** The task **
Every entry must be echoed exactly.

** Data for the task **
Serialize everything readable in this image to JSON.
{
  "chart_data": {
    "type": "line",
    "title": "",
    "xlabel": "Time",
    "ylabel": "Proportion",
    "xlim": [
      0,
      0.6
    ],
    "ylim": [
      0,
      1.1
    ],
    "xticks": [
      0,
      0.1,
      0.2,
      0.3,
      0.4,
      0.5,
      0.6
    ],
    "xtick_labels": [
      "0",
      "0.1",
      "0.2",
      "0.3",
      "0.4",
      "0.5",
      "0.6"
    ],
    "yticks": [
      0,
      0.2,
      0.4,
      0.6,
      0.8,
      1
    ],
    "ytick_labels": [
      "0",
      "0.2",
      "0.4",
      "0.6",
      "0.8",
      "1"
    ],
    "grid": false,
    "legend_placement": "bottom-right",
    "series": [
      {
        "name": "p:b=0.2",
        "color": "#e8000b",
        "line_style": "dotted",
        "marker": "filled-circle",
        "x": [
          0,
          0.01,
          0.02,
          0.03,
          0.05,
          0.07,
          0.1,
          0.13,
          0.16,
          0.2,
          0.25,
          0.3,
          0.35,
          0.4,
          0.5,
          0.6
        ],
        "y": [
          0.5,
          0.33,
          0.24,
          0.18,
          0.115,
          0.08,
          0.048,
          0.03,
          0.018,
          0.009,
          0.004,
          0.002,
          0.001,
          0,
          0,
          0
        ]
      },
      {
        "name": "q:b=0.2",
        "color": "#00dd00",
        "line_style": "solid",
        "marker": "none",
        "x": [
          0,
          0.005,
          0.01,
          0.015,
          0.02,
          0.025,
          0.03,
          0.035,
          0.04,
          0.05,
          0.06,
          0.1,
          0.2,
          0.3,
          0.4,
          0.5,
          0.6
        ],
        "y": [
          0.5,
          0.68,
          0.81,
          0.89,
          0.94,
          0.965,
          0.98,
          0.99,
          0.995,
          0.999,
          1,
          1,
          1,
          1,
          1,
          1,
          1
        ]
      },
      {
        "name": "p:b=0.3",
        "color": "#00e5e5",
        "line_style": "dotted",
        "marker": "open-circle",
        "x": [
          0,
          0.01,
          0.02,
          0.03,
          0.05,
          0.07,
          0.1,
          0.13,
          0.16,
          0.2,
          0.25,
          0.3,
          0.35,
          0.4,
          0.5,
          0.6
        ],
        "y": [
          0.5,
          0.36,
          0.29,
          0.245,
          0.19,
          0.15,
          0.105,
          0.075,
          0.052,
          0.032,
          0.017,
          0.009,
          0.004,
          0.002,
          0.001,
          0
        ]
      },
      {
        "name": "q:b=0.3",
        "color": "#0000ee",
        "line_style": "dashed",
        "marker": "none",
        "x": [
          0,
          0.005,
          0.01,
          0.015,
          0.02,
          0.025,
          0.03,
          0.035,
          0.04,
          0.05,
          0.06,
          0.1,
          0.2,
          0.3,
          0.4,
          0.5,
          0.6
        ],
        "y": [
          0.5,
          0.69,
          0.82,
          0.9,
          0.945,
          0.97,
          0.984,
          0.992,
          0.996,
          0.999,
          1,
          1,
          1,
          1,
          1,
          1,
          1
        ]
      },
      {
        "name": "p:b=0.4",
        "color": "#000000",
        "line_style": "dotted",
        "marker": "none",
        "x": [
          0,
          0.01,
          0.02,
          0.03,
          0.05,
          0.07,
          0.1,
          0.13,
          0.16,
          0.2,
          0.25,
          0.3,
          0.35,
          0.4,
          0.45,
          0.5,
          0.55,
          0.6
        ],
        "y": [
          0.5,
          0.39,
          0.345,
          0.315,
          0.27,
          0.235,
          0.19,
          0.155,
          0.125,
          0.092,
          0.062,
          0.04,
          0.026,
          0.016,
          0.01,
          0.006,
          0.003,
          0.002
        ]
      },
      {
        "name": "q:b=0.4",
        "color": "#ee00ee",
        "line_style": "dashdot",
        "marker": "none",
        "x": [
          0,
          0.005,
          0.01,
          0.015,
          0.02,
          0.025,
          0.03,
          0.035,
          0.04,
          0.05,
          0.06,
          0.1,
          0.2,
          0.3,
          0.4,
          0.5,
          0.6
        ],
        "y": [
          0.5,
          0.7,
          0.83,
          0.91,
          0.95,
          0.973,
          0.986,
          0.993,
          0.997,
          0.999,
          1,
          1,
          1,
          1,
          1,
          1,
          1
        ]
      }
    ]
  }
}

** Worked solution **
Serialize everything readable in this image to JSON.
{
  "chart_data": {
    "type": "line",
    "title": "",
    "xlabel": "Time",
    "ylabel": "Proportion",
    "xlim": [
      0,
      0.6
    ],
    "ylim": [
      0,
      1.1
    ],
    "xticks": [
      0,
      0.1,
      0.2,
      0.3,
      0.4,
      0.5,
      0.6
    ],
    "xtick_labels": [
      "0",
      "0.1",
      "0.2",
      "0.3",
      "0.4",
      "0.5",
      "0.6"
    ],
    "yticks": [
      0,
      0.2,
      0.4,
      0.6,
      0.8,
      1
    ],
    "ytick_labels": [
      "0",
      "0.2",
      "0.4",
      "0.6",
      "0.8",
      "1"
    ],
    "grid": false,
    "legend_placement": "bottom-right",
    "series": [
      {
        "name": "p:b=0.2",
        "color": "#e8000b",
        "line_style": "dotted",
        "marker": "filled-circle",
        "x": [
          0,
          0.01,
          0.02,
          0.03,
          0.05,
          0.07,
          0.1,
          0.13,
          0.16,
          0.2,
          0.25,
          0.3,
          0.35,
          0.4,
          0.5,
          0.6
        ],
        "y": [
          0.5,
          0.33,
          0.24,
          0.18,
          0.115,
          0.08,
          0.048,
          0.03,
          0.018,
          0.009,
          0.004,
          0.002,
          0.001,
          0,
          0,
          0
        ]
      },
      {
        "name": "q:b=0.2",
        "color": "#00dd00",
        "line_style": "solid",
        "marker": "none",
        "x": [
          0,
          0.005,
          0.01,
          0.015,
          0.02,
          0.025,
          0.03,
          0.035,
          0.04,
          0.05,
          0.06,
          0.1,
          0.2,
          0.3,
          0.4,
          0.5,
          0.6
        ],
        "y": [
          0.5,
          0.68,
          0.81,
          0.89,
          0.94,
          0.965,
          0.98,
          0.99,
          0.995,
          0.999,
          1,
          1,
          1,
          1,
          1,
          1,
          1
        ]
      },
      {
        "name": "p:b=0.3",
        "color": "#00e5e5",
        "line_style": "dotted",
        "marker": "open-circle",
        "x": [
          0,
          0.01,
          0.02,
          0.03,
          0.05,
          0.07,
          0.1,
          0.13,
          0.16,
          0.2,
          0.25,
          0.3,
          0.35,
          0.4,
          0.5,
          0.6
        ],
        "y": [
          0.5,
          0.36,
          0.29,
          0.245,
          0.19,
          0.15,
          0.105,
          0.075,
          0.052,
          0.032,
          0.017,
          0.009,
          0.004,
          0.002,
          0.001,
          0
        ]
      },
      {
        "name": "q:b=0.3",
        "color": "#0000ee",
        "line_style": "dashed",
        "marker": "none",
        "x": [
          0,
          0.005,
          0.01,
          0.015,
          0.02,
          0.025,
          0.03,
          0.035,
          0.04,
          0.05,
          0.06,
          0.1,
          0.2,
          0.3,
          0.4,
          0.5,
          0.6
        ],
        "y": [
          0.5,
          0.69,
          0.82,
          0.9,
          0.945,
          0.97,
          0.984,
          0.992,
          0.996,
          0.999,
          1,
          1,
          1,
          1,
          1,
          1,
          1
        ]
      },
      {
        "name": "p:b=0.4",
        "color": "#000000",
        "line_style": "dotted",
        "marker": "none",
        "x": [
          0,
          0.01,
          0.02,
          0.03,
          0.05,
          0.07,
          0.1,
          0.13,
          0.16,
          0.2,
          0.25,
          0.3,
          0.35,
          0.4,
          0.45,
          0.5,
          0.55,
          0.6
        ],
        "y": [
          0.5,
          0.39,
          0.345,
          0.315,
          0.27,
          0.235,
          0.19,
          0.155,
          0.125,
          0.092,
          0.062,
          0.04,
          0.026,
          0.016,
          0.01,
          0.006,
          0.003,
          0.002
        ]
      },
      {
        "name": "q:b=0.4",
        "color": "#ee00ee",
        "line_style": "dashdot",
        "marker": "none",
        "x": [
          0,
          0.005,
          0.01,
          0.015,
          0.02,
          0.025,
          0.03,
          0.035,
          0.04,
          0.05,
          0.06,
          0.1,
          0.2,
          0.3,
          0.4,
          0.5,
          0.6
        ],
        "y": [
          0.5,
          0.7,
          0.83,
          0.91,
          0.95,
          0.973,
          0.986,
          0.993,
          0.997,
          0.999,
          1,
          1,
          1,
          1,
          1,
          1,
          1
        ]
      }
    ]
  }
}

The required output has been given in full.